RECORDS SUPPLIED —
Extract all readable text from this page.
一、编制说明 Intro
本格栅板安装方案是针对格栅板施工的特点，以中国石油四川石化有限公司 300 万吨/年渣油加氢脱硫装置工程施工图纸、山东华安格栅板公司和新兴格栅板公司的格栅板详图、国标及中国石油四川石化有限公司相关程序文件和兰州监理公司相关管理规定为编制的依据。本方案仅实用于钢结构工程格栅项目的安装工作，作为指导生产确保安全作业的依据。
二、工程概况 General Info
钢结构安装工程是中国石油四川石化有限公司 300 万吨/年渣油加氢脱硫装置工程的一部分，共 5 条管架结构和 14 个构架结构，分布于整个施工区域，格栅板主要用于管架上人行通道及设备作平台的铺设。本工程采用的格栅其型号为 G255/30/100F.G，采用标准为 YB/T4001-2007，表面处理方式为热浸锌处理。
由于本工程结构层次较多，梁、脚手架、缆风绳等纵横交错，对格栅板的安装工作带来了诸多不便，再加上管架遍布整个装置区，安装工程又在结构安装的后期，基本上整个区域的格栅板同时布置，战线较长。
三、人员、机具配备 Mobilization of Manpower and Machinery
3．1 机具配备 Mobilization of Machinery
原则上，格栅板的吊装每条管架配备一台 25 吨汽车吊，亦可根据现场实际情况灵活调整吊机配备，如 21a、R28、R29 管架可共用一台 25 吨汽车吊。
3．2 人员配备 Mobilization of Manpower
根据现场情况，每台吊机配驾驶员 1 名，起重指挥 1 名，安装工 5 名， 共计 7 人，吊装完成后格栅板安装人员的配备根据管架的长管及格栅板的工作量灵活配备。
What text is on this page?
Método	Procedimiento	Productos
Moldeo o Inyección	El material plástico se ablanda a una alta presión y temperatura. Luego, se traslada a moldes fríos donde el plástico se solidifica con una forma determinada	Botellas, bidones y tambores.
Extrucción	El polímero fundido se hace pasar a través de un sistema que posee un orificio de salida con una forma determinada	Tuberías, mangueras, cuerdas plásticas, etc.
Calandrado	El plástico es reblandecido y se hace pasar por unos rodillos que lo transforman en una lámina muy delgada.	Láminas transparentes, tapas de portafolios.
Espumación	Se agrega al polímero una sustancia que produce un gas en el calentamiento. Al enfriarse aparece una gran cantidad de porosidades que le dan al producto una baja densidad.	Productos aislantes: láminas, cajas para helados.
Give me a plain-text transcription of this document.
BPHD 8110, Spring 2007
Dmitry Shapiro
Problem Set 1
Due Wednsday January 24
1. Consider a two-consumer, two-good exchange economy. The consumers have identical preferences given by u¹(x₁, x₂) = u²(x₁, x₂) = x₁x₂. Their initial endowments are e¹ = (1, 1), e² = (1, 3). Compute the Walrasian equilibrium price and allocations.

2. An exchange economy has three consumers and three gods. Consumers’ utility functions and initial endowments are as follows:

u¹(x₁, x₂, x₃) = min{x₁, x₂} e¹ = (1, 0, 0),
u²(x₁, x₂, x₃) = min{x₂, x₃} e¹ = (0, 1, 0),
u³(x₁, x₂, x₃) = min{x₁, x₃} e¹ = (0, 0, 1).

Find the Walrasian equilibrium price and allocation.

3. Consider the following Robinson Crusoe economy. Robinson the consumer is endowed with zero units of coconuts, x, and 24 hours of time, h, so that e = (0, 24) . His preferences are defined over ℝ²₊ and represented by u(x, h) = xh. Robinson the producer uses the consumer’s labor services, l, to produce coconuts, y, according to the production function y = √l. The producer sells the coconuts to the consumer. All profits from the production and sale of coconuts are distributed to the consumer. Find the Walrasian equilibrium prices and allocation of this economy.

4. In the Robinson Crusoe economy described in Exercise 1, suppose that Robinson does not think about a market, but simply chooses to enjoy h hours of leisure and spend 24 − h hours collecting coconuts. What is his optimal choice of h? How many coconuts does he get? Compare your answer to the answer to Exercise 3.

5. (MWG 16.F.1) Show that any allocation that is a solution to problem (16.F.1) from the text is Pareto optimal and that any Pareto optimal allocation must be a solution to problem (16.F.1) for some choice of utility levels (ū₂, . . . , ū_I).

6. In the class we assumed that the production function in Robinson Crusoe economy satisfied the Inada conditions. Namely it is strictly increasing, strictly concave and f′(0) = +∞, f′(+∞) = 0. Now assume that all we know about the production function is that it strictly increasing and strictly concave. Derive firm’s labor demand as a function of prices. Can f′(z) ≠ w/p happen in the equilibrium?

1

STATED EXERCISE — Reproduce all the records precisely.

EXERCISE SOLUTION —
Extract all readable text from this page.
一、编制说明 Intro
本格栅板安装方案是针对格栅板施工的特点，以中国石油四川石化有限公司 300 万吨/年渣油加氢脱硫装置工程施工图纸、山东华安格栅板公司和新兴格栅板公司的格栅板详图、国标及中国石油四川石化有限公司相关程序文件和兰州监理公司相关管理规定为编制的依据。本方案仅实用于钢结构工程格栅项目的安装工作，作为指导生产确保安全作业的依据。
二、工程概况 General Info
钢结构安装工程是中国石油四川石化有限公司 300 万吨/年渣油加氢脱硫装置工程的一部分，共 5 条管架结构和 14 个构架结构，分布于整个施工区域，格栅板主要用于管架上人行通道及设备作平台的铺设。本工程采用的格栅其型号为 G255/30/100F.G，采用标准为 YB/T4001-2007，表面处理方式为热浸锌处理。
由于本工程结构层次较多，梁、脚手架、缆风绳等纵横交错，对格栅板的安装工作带来了诸多不便，再加上管架遍布整个装置区，安装工程又在结构安装的后期，基本上整个区域的格栅板同时布置，战线较长。
三、人员、机具配备 Mobilization of Manpower and Machinery
3．1 机具配备 Mobilization of Machinery
原则上，格栅板的吊装每条管架配备一台 25 吨汽车吊，亦可根据现场实际情况灵活调整吊机配备，如 21a、R28、R29 管架可共用一台 25 吨汽车吊。
3．2 人员配备 Mobilization of Manpower
根据现场情况，每台吊机配驾驶员 1 名，起重指挥 1 名，安装工 5 名， 共计 7 人，吊装完成后格栅板安装人员的配备根据管架的长管及格栅板的工作量灵活配备。
What text is on this page?
Método	Procedimiento	Productos
Moldeo o Inyección	El material plástico se ablanda a una alta presión y temperatura. Luego, se traslada a moldes fríos donde el plástico se solidifica con una forma determinada	Botellas, bidones y tambores.
Extrucción	El polímero fundido se hace pasar a través de un sistema que posee un orificio de salida con una forma determinada	Tuberías, mangueras, cuerdas plásticas, etc.
Calandrado	El plástico es reblandecido y se hace pasar por unos rodillos que lo transforman en una lámina muy delgada.	Láminas transparentes, tapas de portafolios.
Espumación	Se agrega al polímero una sustancia que produce un gas en el calentamiento. Al enfriarse aparece una gran cantidad de porosidades que le dan al producto una baja densidad.	Productos aislantes: láminas, cajas para helados.
Give me a plain-text transcription of this document.
BPHD 8110, Spring 2007
Dmitry Shapiro
Problem Set 1
Due Wednsday January 24
1. Consider a two-consumer, two-good exchange economy. The consumers have identical preferences given by u¹(x₁, x₂) = u²(x₁, x₂) = x₁x₂. Their initial endowments are e¹ = (1, 1), e² = (1, 3). Compute the Walrasian equilibrium price and allocations.

2. An exchange economy has three consumers and three gods. Consumers’ utility functions and initial endowments are as follows:

u¹(x₁, x₂, x₃) = min{x₁, x₂} e¹ = (1, 0, 0),
u²(x₁, x₂, x₃) = min{x₂, x₃} e¹ = (0, 1, 0),
u³(x₁, x₂, x₃) = min{x₁, x₃} e¹ = (0, 0, 1).

Find the Walrasian equilibrium price and allocation.

3. Consider the following Robinson Crusoe economy. Robinson the consumer is endowed with zero units of coconuts, x, and 24 hours of time, h, so that e = (0, 24) . His preferences are defined over ℝ²₊ and represented by u(x, h) = xh. Robinson the producer uses the consumer’s labor services, l, to produce coconuts, y, according to the production function y = √l. The producer sells the coconuts to the consumer. All profits from the production and sale of coconuts are distributed to the consumer. Find the Walrasian equilibrium prices and allocation of this economy.

4. In the Robinson Crusoe economy described in Exercise 1, suppose that Robinson does not think about a market, but simply chooses to enjoy h hours of leisure and spend 24 − h hours collecting coconuts. What is his optimal choice of h? How many coconuts does he get? Compare your answer to the answer to Exercise 3.

5. (MWG 16.F.1) Show that any allocation that is a solution to problem (16.F.1) from the text is Pareto optimal and that any Pareto optimal allocation must be a solution to problem (16.F.1) for some choice of utility levels (ū₂, . . . , ū_I).

6. In the class we assumed that the production function in Robinson Crusoe economy satisfied the Inada conditions. Namely it is strictly increasing, strictly concave and f′(0) = +∞, f′(+∞) = 0. Now assume that all we know about the production function is that it strictly increasing and strictly concave. Derive firm’s labor demand as a function of prices. Can f′(z) ≠ w/p happen in the equilibrium?

1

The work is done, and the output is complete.